WORK ITEM - Carry on the article about peer counseling for young people living with HIV, starting right after its last sentence.

STUDY TEXT -
═══

It’s what has helped Michelle, now 21, cope with her situation. One year after she stopped taking antiretroviral treatment, she went for a viral load test, which detects the amount of HIV in the blood. Her result was the highest the facility had ever recorded. A high viral load makes it harder for the body to fight infection, thereby increasing the risk of illness.

A nurse recommended that she joins the Community Adolescent Treatment Supporters’ WhatsApp group. By that time, Michelle says, she had become a recluse. She was already old enough and could see that people were behaving differently around her.

“I did not want to be around people as people now knew about my status, thanks to my stepmother,” she says.

She was following a discussion when one of the counsellors asked if anyone needed further information and guidance. It was then that she, for the first time, admitted to not knowing much about her condition and asked for help.

To date, the Community Adolescent Treatment Supporters programme — which is implemented across the country — has about 1 600 peer counsellors supporting more than 64 000 young people, says Sungano Bondayi, on the communications staff at Zvandiri.

It has been emulated in over nine countries in Africa, including Cameroon, Malawi, Uganda, Democratic Republic of Congo and Ethiopia.

Peer counselling eliminates the preachy attitude that most older counsellors have towards younger people, says Bondayi. It’s one of the aspects Michelle liked about it. The counsellors were closer to her in age and felt relatable. She said it felt like she was speaking to a friend.

And it’s working. Michelle’s health has improved. She’s even training to become a peer counsellor. “I want to do the same for others in a situation like mine,” she says.

Bondayi also says they are seeing a lot of improvement. “Locally, peer counselling has seen a gradual change in improving adherence and ultimately viral suppression by 42%,” she says.

Intolerable side effects and treatment fatigue, which is common among adolescents and young adults, are some of the known deterrents to continued treatment, says David Mukwekwezeke, a virologist and HIV clinician from Harare. But there are other factors.

“There are a lot of life challenges especially in this economic situation that may result in one defaulting, and such platforms help a great deal in mitigating such scenarios from ever occurring,” Njowa says.

Njowa is part of the Girls Choose programme, which provides peer counselling to young people living with HIV and is run by My Age Zimbabwe in partnership with the Health and Child Care ministry and Zvandiri.

═══

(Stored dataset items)
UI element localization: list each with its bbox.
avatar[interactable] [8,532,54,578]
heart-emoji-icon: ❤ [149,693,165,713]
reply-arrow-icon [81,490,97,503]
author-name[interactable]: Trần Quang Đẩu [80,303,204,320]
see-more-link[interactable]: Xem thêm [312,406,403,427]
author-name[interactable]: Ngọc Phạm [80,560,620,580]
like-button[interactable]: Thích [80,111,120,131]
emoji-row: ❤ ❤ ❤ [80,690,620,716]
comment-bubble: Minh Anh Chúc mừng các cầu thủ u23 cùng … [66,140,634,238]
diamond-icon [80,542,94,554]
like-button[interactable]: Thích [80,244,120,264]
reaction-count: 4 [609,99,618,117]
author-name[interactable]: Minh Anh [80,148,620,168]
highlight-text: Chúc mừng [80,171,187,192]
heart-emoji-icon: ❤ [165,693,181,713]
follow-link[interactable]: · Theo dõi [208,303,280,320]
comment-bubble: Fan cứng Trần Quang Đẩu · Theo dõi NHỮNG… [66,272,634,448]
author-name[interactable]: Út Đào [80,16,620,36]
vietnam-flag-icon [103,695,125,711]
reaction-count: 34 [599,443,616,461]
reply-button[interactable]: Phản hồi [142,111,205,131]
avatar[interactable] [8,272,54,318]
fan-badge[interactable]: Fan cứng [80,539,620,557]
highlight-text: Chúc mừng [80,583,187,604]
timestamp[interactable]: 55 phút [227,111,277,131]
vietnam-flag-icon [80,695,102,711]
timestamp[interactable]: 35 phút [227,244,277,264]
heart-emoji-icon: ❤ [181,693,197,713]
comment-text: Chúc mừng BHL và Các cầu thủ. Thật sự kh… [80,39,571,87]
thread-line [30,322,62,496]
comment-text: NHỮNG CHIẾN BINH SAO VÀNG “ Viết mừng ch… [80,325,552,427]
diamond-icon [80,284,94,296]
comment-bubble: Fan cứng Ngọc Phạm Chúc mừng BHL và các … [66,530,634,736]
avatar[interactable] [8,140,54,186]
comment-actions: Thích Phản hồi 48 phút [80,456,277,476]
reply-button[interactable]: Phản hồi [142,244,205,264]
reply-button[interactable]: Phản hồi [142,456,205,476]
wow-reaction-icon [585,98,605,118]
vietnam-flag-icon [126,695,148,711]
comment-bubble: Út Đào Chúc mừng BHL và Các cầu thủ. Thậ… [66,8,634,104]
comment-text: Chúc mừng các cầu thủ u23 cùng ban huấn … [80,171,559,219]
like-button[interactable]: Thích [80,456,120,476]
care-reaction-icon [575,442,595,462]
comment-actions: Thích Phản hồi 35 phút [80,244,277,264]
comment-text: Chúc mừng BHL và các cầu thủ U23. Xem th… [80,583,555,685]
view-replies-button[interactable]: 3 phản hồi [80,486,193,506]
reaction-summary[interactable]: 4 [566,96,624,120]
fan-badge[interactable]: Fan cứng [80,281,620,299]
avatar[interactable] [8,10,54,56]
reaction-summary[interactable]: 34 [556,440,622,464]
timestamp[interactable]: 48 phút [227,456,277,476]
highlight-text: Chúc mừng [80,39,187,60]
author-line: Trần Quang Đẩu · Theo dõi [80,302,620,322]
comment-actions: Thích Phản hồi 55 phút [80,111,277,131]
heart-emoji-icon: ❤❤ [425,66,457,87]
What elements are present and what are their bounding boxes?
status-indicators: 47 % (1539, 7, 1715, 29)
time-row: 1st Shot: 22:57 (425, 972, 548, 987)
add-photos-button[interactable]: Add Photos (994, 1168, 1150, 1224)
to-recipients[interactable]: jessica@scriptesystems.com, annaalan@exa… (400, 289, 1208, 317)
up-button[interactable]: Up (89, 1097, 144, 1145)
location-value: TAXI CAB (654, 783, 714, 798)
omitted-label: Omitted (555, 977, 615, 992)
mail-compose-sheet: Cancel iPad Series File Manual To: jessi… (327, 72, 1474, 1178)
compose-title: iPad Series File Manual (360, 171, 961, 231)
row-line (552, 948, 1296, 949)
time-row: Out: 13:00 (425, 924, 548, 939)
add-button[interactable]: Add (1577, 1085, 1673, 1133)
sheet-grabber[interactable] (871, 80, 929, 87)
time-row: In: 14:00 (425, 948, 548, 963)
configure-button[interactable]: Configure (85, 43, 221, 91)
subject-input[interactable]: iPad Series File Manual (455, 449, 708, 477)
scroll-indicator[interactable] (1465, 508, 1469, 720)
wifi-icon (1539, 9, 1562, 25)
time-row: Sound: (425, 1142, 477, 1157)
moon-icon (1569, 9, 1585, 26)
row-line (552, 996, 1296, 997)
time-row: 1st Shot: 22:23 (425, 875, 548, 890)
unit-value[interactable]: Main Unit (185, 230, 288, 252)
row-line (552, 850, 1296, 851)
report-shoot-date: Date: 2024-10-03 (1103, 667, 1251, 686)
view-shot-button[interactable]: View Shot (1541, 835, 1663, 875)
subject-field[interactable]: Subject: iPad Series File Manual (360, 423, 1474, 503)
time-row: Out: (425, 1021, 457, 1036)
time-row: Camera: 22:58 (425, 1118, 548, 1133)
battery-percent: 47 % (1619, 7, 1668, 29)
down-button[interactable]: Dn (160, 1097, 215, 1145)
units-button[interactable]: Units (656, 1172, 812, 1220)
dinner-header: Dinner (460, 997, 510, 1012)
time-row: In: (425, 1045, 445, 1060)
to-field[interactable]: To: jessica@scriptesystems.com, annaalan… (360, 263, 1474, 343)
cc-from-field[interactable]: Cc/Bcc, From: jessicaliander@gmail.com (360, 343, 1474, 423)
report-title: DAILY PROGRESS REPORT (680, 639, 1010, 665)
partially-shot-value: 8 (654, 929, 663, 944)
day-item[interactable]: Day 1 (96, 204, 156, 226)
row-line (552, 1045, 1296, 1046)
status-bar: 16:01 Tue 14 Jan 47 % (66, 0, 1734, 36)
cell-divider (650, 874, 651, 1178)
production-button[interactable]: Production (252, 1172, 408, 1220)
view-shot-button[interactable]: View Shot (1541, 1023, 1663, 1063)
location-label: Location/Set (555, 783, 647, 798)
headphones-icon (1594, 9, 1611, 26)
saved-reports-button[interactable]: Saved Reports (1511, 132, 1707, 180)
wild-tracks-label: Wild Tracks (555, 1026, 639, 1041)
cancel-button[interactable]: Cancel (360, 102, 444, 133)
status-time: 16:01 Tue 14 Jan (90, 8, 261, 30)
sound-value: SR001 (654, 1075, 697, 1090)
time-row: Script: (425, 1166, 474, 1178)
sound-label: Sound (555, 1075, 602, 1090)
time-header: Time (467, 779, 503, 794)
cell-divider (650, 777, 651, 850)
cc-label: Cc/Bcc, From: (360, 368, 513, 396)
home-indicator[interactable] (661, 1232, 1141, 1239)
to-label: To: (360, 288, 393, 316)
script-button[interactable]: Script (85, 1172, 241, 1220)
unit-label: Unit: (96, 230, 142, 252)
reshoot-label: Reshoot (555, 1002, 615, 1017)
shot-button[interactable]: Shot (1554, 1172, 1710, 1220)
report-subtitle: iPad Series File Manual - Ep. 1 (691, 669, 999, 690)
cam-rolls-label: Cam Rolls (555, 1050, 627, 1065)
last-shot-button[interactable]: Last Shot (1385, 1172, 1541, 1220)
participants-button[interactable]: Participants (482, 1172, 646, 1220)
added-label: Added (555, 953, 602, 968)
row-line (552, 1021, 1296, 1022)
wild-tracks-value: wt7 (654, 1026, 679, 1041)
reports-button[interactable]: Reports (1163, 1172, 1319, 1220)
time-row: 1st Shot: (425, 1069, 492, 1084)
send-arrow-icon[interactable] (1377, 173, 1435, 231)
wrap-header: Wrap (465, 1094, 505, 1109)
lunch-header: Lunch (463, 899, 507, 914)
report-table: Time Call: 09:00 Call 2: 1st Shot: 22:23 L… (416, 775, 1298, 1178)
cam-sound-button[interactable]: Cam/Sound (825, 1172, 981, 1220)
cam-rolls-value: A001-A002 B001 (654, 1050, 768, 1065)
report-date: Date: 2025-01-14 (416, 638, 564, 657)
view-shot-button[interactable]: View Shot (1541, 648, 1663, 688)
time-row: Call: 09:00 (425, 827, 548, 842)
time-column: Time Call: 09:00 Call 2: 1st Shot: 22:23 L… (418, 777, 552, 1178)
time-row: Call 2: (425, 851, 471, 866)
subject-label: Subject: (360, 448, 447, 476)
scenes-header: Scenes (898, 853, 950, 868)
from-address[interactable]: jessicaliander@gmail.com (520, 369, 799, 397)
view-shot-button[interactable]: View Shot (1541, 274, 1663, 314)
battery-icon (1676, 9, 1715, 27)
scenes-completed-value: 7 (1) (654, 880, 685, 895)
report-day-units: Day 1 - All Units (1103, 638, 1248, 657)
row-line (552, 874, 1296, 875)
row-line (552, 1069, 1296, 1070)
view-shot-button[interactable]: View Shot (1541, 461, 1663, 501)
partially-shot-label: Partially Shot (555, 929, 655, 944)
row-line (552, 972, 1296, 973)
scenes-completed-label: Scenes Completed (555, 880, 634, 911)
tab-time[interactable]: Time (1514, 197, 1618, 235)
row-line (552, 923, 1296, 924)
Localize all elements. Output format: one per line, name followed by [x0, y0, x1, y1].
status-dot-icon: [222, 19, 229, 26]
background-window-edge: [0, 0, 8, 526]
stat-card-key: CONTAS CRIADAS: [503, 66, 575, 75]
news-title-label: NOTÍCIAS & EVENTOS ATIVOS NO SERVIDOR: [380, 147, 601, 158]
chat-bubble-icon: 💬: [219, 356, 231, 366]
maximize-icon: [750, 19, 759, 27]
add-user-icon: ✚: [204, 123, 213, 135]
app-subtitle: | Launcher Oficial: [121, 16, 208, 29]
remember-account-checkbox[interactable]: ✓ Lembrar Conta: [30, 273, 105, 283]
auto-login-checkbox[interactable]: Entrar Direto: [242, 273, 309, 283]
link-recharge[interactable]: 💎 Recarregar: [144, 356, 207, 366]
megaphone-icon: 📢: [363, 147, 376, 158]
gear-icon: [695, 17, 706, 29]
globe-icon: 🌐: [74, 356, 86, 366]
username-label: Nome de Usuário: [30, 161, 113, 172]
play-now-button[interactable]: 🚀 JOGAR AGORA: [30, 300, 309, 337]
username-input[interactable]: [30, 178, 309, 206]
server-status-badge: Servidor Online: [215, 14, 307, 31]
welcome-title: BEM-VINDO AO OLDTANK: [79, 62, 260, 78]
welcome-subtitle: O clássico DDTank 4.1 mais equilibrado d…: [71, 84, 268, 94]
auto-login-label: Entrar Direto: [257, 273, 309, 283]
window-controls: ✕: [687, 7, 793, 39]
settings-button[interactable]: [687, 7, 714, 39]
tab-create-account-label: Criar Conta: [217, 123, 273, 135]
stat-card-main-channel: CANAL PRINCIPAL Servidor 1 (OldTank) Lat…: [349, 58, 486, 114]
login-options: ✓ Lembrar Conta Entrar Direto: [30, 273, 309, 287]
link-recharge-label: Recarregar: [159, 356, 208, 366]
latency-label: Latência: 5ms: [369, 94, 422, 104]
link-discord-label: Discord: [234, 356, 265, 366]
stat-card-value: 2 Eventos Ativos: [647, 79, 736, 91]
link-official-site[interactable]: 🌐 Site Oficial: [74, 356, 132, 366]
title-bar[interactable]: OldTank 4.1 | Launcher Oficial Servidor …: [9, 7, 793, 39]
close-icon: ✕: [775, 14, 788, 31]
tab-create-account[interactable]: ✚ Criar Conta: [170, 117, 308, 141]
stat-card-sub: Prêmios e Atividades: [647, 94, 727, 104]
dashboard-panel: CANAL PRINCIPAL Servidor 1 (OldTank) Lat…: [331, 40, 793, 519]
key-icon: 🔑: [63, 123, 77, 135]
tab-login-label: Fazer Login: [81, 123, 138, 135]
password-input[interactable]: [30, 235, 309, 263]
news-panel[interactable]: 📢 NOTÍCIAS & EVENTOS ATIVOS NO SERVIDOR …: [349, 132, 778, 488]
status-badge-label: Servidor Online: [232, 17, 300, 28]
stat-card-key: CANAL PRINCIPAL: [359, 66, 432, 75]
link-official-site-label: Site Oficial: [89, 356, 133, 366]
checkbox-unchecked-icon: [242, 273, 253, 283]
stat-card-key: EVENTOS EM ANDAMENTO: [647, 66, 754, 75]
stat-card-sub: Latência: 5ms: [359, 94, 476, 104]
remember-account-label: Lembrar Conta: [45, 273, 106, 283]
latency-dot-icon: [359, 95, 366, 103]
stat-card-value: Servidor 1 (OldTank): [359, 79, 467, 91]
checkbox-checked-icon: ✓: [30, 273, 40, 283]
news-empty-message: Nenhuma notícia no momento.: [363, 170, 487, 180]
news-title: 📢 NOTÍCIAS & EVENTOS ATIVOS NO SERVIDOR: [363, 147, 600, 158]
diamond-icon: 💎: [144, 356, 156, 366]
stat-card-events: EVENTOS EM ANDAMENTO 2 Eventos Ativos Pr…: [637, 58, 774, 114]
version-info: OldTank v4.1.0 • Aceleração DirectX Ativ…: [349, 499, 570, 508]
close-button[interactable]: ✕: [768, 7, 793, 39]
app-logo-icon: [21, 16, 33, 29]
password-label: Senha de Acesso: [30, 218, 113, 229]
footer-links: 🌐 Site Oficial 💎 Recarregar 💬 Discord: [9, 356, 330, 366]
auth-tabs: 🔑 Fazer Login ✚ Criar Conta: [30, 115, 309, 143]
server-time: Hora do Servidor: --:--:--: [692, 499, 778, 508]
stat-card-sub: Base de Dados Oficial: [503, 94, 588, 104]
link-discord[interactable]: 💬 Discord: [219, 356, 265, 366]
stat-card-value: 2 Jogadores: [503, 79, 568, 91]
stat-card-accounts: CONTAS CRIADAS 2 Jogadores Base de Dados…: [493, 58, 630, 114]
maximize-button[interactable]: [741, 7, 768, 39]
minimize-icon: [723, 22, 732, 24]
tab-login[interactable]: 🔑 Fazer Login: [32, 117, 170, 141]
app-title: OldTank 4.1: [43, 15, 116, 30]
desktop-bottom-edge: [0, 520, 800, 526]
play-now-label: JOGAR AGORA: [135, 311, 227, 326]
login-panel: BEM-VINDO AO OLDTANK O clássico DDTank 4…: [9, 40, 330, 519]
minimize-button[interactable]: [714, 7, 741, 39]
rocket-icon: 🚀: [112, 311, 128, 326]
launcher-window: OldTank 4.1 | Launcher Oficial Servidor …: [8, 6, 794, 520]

═══

EXERCISE RESPONSE -
In group discussions, peers share experiences and lessons around positive living. This way, they help one another adhere to treatment. The programme has been running for five years.

Marshall, 19, who also prefers to use only his first name for fear of stigma and like Michelle is training to become a peer counsellor for the Community Adolescent Treatment Supporters programme, says he abandoned antiretroviral treatment when he was old enough to know why he was taking it.

“When I was diagnosed with HIV, I was [in primary school] and started taking the medication without fully understanding why I was taking it,” Marshall says. “It wasn’t until we had a lesson at school which talked about HIV and Aids and detailed the medication that I fully understood.”

Marshall then asked his father to confirm that he was HIV-positive, but his father offered only vague information. Even worse, he raised his voice at Marshall, ordering him to “go and ask your mother.”

At school, children teased him after they figured out that he was on antiretroviral treatment. He felt let down. “I would go and collect my pills and toss them into the bin,” he says. “I defaulted for six months.”

He lost a substantial amount of weight. A friend referred him to a local young man he could talk to, who eventually became his peer counsellor.

He wasn’t much older than Marshall and didn’t make him feel different, sick or weird.

“He managed to get me to trust him enough to admit that I was tossing the pills,” Marshall says. “He didn’t judge me at all.”

The peer counsellor explained the importance of staying on treatment through a game he called Masoja, meaning “soldiers”.

Marshall says he feels motivated to keep taking his medication. If he could, he would take two a day.